### Exercise details
Locate each line in the records containing "contenido". Copy it.

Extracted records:

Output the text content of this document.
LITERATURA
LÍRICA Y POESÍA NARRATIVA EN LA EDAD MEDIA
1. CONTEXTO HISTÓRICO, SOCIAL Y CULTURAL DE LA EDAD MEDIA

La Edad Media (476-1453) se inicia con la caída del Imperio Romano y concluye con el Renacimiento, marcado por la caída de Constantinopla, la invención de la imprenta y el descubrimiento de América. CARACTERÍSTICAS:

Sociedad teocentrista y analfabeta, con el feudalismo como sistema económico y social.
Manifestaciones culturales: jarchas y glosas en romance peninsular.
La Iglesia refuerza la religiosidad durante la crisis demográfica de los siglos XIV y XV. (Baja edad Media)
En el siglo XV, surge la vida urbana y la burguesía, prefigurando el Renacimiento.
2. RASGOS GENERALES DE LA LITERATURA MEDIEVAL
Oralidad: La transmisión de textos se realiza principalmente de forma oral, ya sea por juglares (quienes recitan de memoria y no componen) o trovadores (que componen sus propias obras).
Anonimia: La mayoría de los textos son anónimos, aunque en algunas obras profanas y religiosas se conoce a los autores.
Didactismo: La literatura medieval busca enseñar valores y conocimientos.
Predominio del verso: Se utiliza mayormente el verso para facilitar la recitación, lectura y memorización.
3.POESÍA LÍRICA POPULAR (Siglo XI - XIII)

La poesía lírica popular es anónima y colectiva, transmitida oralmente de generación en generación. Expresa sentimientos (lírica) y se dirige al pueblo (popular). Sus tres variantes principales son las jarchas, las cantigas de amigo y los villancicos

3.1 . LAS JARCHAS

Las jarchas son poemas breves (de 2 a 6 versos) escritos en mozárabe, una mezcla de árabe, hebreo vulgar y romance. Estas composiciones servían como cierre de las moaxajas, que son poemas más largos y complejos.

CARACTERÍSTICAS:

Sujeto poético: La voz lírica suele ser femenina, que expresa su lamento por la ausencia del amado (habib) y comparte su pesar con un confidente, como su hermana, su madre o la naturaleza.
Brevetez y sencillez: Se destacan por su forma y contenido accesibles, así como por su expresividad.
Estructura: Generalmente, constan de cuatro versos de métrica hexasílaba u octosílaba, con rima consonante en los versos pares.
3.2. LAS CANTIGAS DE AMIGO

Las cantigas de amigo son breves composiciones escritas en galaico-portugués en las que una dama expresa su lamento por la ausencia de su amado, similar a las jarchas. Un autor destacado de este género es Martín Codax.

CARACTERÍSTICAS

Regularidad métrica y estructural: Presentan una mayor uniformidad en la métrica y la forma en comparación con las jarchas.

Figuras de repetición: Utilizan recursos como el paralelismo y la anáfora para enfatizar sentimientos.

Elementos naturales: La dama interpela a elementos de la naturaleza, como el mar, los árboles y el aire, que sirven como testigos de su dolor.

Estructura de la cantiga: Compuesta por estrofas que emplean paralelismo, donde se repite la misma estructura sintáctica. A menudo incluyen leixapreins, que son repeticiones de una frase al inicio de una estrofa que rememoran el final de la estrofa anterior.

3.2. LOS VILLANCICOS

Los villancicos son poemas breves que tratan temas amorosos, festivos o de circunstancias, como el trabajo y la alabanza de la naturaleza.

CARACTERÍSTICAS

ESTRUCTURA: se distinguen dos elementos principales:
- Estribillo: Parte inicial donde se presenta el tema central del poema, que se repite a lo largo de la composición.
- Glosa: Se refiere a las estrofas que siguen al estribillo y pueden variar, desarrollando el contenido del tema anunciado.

### Answer to this problem
Brevetez y sencillez: Se destacan por su forma y contenido accesibles, así como por su expresividad.
- Glosa: Se refiere a las estrofas que siguen al estribillo y pueden variar, desarrollando el contenido del tema anunciado.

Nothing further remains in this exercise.